> **AIM OF THE TASK**: Show every line below where "MOTIVATION" can be found.

> **WORKING DATA**:
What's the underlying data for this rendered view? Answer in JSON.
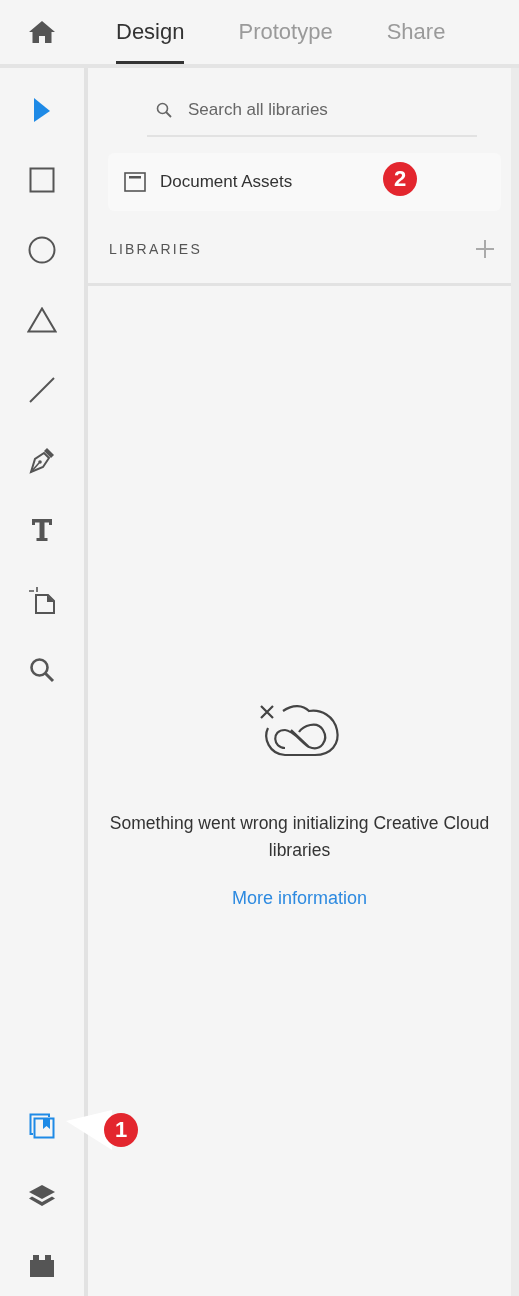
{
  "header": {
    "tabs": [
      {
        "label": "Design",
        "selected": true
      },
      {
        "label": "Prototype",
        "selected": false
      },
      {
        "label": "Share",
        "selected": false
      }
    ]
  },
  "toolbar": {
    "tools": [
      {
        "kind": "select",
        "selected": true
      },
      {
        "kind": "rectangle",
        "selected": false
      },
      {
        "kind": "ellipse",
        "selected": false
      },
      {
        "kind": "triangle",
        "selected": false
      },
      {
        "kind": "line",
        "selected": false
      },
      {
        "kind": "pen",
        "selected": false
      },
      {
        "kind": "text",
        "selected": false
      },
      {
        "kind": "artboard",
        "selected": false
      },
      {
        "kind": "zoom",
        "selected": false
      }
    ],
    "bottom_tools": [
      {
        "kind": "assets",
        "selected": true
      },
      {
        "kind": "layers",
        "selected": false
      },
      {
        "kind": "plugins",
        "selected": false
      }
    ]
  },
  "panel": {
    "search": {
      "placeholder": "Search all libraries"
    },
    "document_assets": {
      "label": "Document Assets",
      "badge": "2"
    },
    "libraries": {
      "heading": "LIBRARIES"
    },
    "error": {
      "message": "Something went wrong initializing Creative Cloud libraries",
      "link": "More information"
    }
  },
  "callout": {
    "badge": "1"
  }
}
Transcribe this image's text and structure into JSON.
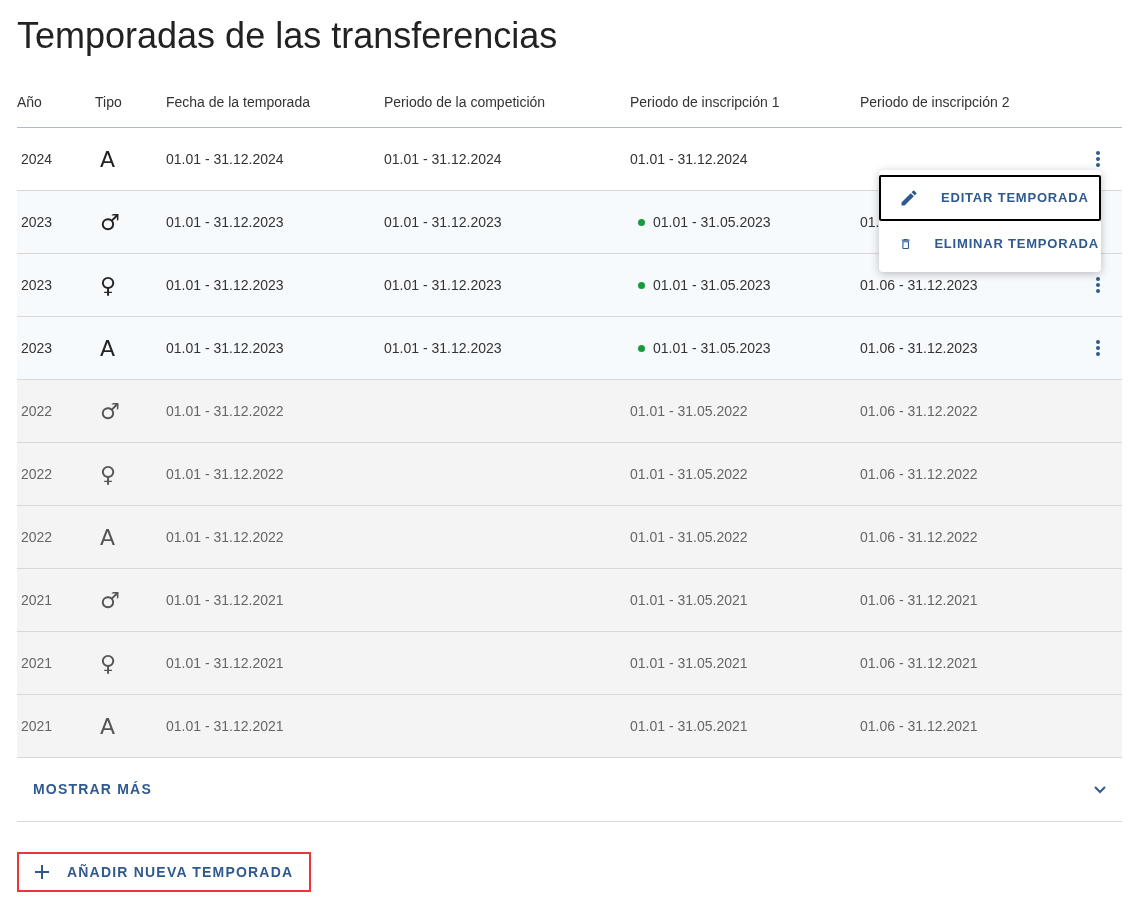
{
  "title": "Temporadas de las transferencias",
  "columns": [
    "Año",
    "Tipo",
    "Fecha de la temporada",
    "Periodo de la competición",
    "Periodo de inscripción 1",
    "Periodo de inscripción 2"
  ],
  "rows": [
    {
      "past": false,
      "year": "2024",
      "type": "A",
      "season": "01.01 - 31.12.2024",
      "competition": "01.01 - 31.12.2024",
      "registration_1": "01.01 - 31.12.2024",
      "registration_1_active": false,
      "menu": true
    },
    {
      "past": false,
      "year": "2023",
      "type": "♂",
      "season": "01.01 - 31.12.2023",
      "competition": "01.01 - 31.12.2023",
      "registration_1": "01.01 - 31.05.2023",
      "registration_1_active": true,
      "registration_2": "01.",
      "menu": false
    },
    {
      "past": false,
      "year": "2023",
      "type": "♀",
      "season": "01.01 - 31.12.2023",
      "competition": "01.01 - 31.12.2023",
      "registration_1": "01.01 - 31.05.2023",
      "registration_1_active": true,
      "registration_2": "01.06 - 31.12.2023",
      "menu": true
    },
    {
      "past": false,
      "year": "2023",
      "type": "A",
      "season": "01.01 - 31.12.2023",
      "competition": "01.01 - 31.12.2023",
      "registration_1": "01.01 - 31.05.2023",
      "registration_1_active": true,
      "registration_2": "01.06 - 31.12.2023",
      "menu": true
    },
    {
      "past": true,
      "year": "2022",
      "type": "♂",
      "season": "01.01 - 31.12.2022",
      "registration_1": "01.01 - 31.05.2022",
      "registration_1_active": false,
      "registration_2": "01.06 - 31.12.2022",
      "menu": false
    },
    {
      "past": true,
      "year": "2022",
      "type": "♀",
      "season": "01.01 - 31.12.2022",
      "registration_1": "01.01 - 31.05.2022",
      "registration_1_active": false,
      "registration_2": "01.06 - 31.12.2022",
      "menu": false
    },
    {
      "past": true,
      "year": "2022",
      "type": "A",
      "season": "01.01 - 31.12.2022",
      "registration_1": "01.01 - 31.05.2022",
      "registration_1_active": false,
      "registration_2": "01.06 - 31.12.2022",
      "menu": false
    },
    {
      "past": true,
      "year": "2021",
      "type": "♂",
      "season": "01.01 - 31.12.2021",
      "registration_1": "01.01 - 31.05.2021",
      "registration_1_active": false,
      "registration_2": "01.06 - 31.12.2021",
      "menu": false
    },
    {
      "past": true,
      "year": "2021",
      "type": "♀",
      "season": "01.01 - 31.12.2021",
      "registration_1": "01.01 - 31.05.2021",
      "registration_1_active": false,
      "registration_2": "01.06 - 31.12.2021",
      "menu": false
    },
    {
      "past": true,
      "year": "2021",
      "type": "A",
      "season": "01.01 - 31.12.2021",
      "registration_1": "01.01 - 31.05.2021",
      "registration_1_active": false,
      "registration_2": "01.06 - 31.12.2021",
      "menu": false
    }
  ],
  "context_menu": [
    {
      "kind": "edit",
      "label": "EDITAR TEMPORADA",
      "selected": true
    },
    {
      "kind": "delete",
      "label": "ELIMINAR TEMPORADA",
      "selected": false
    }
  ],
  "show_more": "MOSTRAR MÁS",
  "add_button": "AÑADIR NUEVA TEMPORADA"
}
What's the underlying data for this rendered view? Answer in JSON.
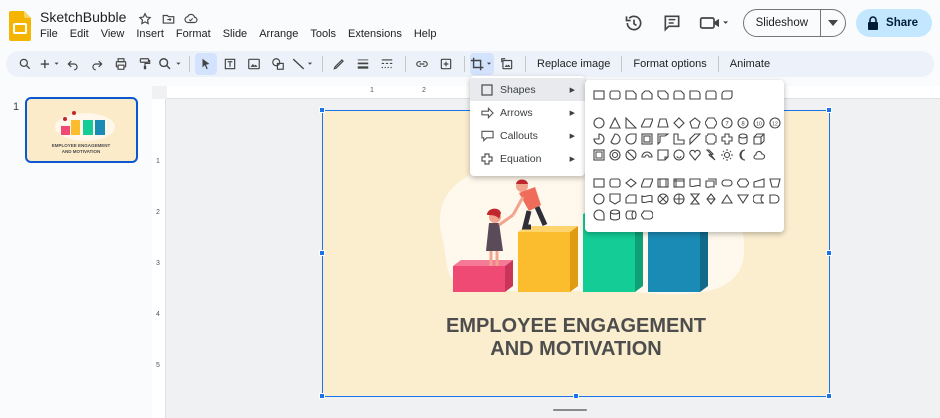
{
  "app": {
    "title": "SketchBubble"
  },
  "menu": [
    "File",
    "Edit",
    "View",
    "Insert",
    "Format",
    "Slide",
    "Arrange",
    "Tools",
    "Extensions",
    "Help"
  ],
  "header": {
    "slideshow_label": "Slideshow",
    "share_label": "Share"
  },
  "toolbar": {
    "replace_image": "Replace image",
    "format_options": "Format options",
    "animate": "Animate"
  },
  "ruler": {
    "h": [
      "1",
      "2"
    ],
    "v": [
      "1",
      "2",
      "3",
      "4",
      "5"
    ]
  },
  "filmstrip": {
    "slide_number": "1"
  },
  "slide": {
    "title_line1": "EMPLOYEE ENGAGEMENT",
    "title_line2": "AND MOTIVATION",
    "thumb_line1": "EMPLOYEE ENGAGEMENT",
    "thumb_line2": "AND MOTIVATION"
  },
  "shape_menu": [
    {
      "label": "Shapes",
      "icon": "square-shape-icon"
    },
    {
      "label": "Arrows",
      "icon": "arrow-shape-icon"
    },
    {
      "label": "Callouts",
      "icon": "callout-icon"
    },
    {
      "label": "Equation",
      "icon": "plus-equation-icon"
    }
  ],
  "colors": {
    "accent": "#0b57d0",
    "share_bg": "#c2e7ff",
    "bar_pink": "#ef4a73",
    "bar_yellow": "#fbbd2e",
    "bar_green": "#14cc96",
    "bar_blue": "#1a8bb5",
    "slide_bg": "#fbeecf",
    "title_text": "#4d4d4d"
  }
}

> **EXERCISE ANSWER**:
    "title_line2": "AND MOTIVATION",
    "thumb_line2": "AND MOTIVATION"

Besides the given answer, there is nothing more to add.